Data records:
----------------

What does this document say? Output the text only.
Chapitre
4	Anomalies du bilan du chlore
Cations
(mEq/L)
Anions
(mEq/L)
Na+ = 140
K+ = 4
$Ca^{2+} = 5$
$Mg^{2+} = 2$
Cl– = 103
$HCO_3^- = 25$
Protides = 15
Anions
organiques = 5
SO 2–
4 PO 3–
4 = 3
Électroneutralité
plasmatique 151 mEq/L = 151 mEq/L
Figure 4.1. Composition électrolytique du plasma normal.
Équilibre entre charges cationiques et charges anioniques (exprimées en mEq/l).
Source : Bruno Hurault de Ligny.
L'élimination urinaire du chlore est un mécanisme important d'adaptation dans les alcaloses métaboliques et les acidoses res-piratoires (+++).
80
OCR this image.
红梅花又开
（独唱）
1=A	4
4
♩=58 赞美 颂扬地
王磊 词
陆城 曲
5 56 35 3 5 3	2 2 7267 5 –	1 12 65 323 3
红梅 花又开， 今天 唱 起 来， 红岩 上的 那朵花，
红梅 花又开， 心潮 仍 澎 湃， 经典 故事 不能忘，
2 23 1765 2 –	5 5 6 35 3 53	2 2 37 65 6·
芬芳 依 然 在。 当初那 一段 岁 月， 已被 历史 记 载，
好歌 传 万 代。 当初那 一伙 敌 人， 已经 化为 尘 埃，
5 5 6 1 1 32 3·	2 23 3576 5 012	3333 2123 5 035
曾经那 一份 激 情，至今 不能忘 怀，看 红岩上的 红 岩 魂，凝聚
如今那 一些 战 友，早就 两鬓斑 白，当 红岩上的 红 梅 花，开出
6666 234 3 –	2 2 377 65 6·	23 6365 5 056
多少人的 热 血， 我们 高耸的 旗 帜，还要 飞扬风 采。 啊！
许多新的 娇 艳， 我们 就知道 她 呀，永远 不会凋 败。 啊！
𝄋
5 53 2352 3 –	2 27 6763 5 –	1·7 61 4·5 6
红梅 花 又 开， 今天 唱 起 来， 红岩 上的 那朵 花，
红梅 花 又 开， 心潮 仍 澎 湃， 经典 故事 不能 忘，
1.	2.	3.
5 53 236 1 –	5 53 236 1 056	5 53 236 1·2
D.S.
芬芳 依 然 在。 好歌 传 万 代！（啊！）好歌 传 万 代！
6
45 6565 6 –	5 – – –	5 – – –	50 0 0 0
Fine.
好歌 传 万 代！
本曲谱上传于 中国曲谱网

----------------

Goal => List each line holding the string "chlore".

Task answer =>
4	Anomalies du bilan du chlore
L'élimination urinaire du chlore est un mécanisme important d'adaptation dans les alcaloses métaboliques et les acidoses res-piratoires (+++).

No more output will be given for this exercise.